Compute how many lines in the entries below contain "meses", and output nothing but the number.

▼

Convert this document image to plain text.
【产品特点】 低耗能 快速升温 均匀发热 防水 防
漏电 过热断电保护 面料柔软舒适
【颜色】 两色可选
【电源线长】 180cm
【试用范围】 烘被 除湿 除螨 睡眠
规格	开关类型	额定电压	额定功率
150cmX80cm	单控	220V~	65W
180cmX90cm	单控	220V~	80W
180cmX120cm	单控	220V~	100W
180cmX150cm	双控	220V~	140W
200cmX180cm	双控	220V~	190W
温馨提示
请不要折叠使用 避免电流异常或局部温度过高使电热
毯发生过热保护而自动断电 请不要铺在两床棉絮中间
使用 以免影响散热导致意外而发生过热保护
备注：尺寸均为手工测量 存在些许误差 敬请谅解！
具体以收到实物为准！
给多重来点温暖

▲
▼

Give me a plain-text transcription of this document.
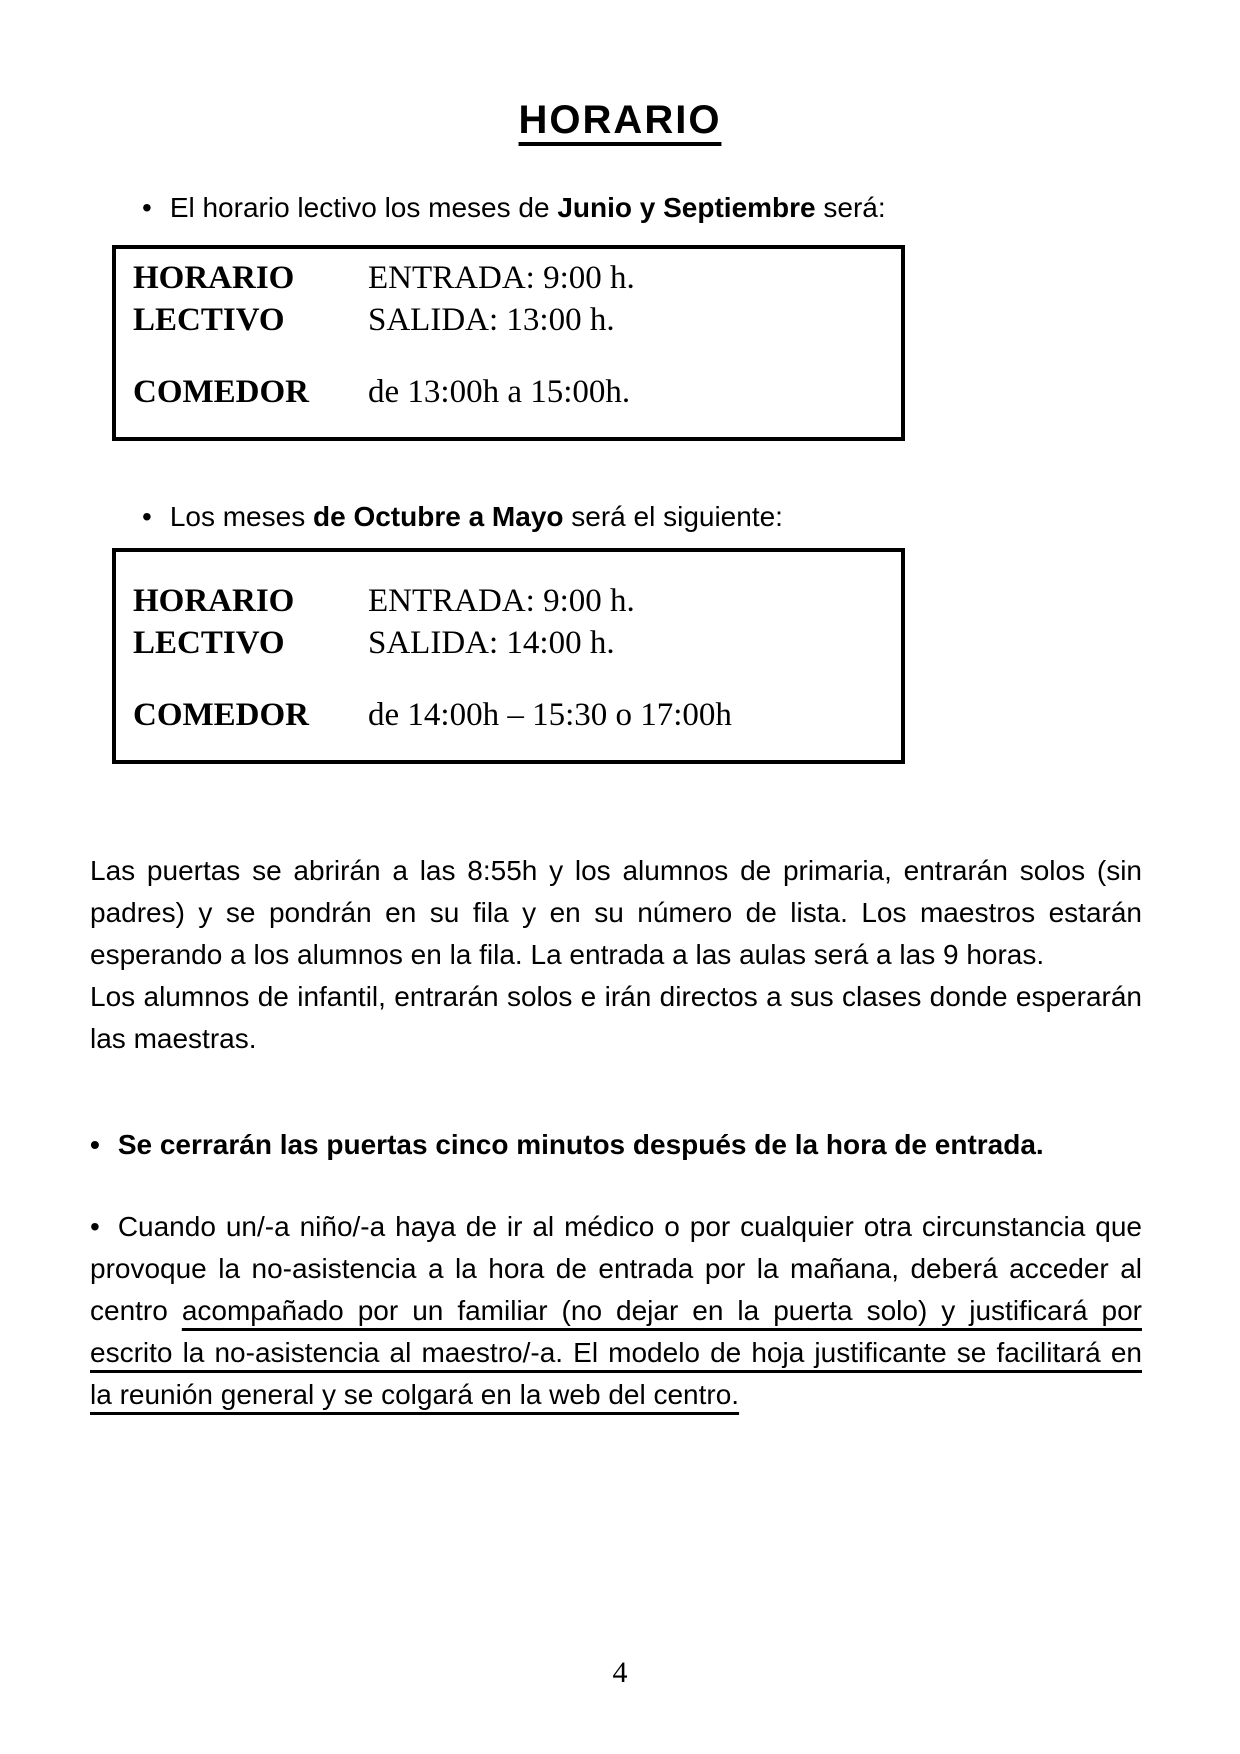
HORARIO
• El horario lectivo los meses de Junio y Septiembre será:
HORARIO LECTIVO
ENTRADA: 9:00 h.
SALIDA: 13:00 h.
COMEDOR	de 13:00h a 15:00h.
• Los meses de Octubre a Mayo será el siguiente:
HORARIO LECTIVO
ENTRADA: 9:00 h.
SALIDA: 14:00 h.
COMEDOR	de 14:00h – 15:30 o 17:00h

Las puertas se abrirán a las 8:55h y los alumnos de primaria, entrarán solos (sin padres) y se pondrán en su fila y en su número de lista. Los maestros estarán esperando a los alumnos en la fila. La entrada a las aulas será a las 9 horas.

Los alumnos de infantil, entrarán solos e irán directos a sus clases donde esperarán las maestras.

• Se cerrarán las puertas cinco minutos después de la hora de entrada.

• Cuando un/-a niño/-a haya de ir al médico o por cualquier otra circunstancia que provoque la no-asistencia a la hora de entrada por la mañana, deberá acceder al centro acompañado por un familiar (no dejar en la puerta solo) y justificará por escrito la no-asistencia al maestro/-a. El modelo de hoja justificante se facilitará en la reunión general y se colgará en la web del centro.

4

▲
▼

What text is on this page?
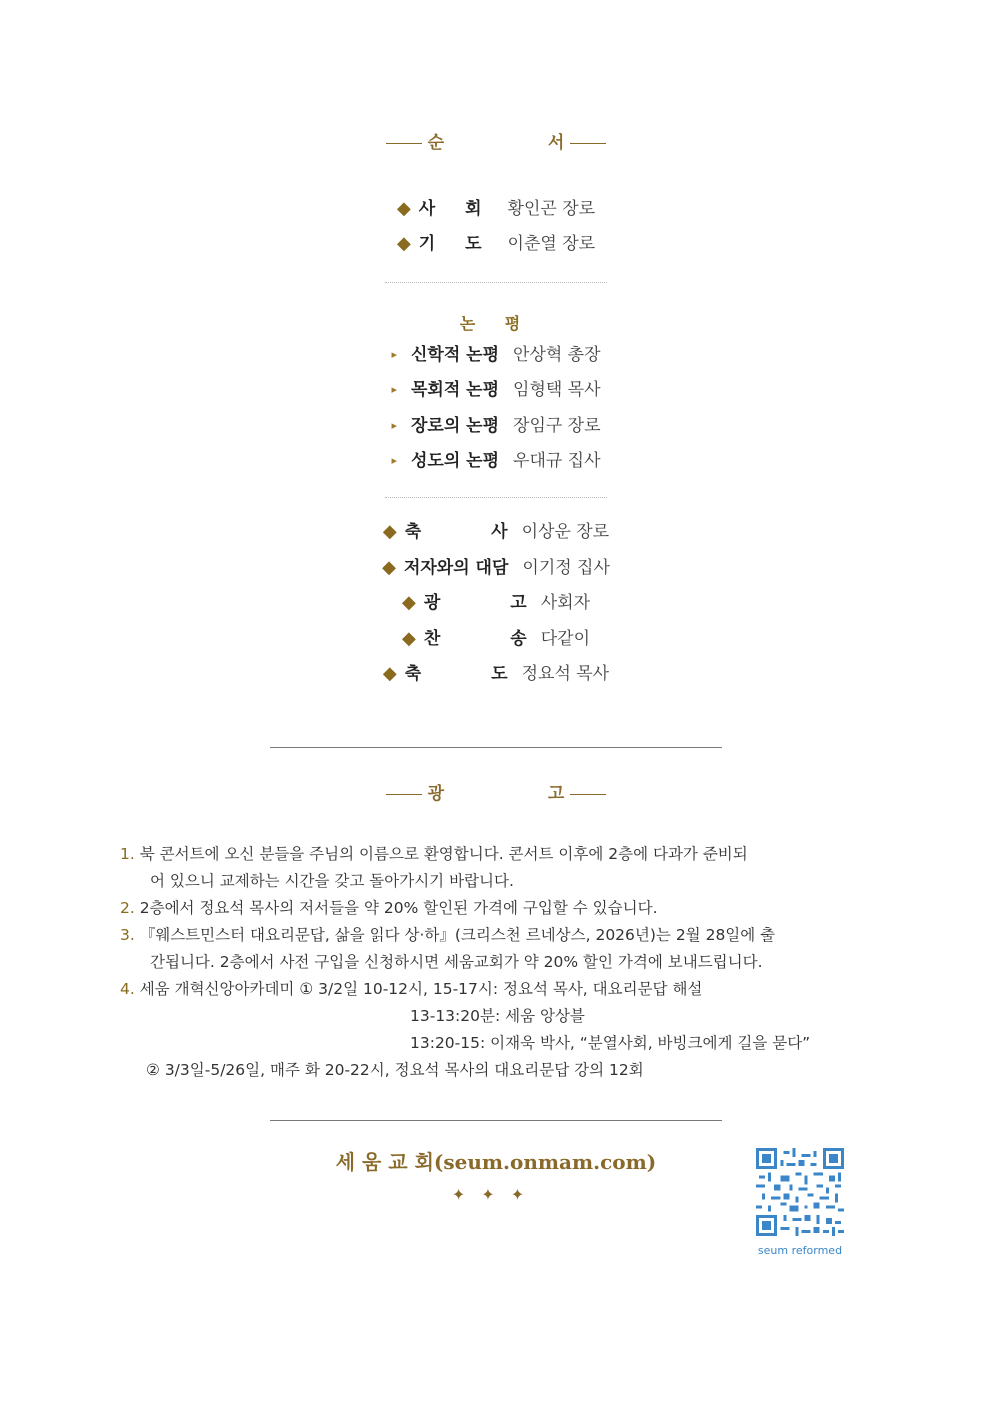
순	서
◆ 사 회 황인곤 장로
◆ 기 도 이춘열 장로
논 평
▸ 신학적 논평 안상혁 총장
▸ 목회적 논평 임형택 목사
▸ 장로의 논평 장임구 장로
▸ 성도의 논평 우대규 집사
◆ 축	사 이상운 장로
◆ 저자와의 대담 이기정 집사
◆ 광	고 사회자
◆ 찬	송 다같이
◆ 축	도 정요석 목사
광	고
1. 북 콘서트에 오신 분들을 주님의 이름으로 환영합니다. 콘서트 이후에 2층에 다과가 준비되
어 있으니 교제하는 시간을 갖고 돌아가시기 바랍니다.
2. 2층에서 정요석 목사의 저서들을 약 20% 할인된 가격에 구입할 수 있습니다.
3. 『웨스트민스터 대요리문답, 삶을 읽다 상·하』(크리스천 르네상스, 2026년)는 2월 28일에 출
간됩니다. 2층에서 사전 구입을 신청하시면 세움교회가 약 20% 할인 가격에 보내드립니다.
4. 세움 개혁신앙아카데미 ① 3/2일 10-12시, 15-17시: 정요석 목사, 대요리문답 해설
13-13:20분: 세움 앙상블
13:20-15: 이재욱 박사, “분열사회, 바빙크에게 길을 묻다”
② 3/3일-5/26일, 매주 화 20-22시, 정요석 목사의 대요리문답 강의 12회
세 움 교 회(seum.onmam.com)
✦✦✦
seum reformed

▲

▶ [CORRECT ANSWER]
2